• _TRECHO SELECIONADO_
----------
     Primeiramente, obediência não significa que o "superior" desprestigie ou objetifique o subordinado, o que há é uma divisão dos papéis tendo em vista, normalmente, a assimetria de informações - não é possível que todos façam/saibam tudo. Um exemplo bastante simples que indica que obediência não necessariamente implica em subjugação, em opressão, é o do paciente que obedece às orientações do médico mesmo que muitas vezes não entenda todo o processo biológico e químico envolvido. Obediência significa saber escutar, em um sentido mais literal. Os filhos obedecem os pais por reconhecerem que eles têm mais experiência e querem o melhor para os filhos (há leis naturais envolvidas e em um momento os filhos se tornam independentes, mas não vou aprofundar isso); o empregado obedece o patrão por este estar encarregado de um cargo de gerência, de planejamento do todo, enquanto o empregado executa uma tarefa específica.
     Em posições em que há obediência, pode-se dizer sem entrar em exceções que o bom subordinado é aquele que ouve o que diz o seu chefe, que procura executar da melhor maneira, que tenta entender aquilo que o chefe quer, embora nem sempre diga. No entanto, ao se lidar com seres humanos, se lida com sujeitos livres, capazes de não agir por mera preguiça, por não fazer por pura maldade, mas também por agir apesar da preguiça e fazer apesar de beneficiar a alguém a quem não se gosta. Ou seja, os homens são pessoas que possuem desejos próprios, não são computadores que simplesmente executam as atividades se assim lhes permitir o engenho e a arte.
     Os seres humanos também não se limitam a obedecer a pessoas, mas a fins ou valores. A relação não é a mesma, é uma obediência mais metafórica: uma pessoa que valoriza sua saúde irá obedecer a regras que lhe deem saúde ou a mantenham; uma pessoa que valoriza a família irá agir de modo a atender aos deveres familiares, tentando executar ao máximo sua função compreendendo os anseios desse grupo de pessoas. Observe que um bom pai de família irá agir como se se sujeitasse aos deveres familiares.
----------
• _REGISTROS LISTADOS_
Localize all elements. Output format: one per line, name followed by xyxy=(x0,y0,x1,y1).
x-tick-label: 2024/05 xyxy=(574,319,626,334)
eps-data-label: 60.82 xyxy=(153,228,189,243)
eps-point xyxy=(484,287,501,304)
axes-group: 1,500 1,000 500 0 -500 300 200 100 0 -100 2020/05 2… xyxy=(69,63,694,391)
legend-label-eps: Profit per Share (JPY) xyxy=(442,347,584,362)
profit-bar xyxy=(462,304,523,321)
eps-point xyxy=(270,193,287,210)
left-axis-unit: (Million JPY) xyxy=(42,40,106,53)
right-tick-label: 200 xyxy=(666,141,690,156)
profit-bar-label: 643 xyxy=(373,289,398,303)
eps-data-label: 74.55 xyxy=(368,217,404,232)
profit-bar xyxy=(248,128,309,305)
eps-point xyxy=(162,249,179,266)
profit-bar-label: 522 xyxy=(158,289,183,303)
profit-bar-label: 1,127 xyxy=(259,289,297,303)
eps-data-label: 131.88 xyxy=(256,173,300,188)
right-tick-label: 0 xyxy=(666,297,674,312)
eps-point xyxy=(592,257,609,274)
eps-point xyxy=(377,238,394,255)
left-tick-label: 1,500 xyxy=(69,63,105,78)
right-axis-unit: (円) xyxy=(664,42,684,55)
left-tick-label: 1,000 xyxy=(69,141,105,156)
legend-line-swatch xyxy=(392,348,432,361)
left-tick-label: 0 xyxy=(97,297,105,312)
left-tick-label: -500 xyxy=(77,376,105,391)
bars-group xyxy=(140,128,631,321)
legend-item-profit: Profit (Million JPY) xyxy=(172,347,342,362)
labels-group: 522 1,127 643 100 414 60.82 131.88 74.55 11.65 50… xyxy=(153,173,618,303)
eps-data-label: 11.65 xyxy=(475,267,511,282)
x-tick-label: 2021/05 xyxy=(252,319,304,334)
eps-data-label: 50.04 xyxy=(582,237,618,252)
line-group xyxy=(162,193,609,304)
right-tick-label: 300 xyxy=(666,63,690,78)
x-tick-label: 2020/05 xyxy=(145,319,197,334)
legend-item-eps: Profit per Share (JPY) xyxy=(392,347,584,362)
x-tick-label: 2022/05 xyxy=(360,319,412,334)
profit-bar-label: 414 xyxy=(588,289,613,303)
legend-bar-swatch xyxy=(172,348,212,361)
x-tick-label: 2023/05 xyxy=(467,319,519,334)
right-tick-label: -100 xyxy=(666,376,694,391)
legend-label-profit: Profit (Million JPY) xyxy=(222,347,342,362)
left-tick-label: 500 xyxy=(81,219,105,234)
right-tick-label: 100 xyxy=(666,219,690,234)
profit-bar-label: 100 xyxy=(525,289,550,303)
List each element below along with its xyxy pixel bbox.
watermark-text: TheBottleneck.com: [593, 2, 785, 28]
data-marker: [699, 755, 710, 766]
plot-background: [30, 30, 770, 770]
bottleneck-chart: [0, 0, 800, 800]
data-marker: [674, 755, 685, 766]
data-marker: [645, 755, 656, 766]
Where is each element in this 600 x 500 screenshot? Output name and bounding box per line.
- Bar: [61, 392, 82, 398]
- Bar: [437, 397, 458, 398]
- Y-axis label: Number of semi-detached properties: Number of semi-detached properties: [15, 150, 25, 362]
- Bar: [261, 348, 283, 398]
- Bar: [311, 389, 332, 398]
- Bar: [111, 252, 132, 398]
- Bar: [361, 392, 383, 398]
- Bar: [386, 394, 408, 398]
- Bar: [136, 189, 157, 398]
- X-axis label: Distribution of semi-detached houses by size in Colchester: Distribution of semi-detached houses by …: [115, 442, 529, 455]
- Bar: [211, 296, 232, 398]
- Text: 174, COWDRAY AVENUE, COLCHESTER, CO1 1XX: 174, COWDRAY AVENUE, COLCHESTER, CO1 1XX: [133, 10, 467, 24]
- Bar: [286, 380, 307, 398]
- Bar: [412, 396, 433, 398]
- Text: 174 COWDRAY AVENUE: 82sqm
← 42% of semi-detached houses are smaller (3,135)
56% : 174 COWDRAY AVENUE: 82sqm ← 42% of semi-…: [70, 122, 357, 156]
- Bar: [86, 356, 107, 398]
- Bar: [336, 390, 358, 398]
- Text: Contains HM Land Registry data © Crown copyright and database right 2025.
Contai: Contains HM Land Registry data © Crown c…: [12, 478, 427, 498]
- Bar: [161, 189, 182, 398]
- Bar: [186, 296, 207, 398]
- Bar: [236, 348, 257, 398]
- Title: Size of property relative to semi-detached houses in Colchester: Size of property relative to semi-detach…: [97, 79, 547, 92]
----------
Liste todos os traços que o trecho sobre obediência atribui ao bom subordinado.

• _RESPOSTA_
- Ouve o que diz o seu chefe.
- Procura executar da melhor maneira.
- Tenta entender aquilo que o chefe quer, embora o chefe nem sempre diga.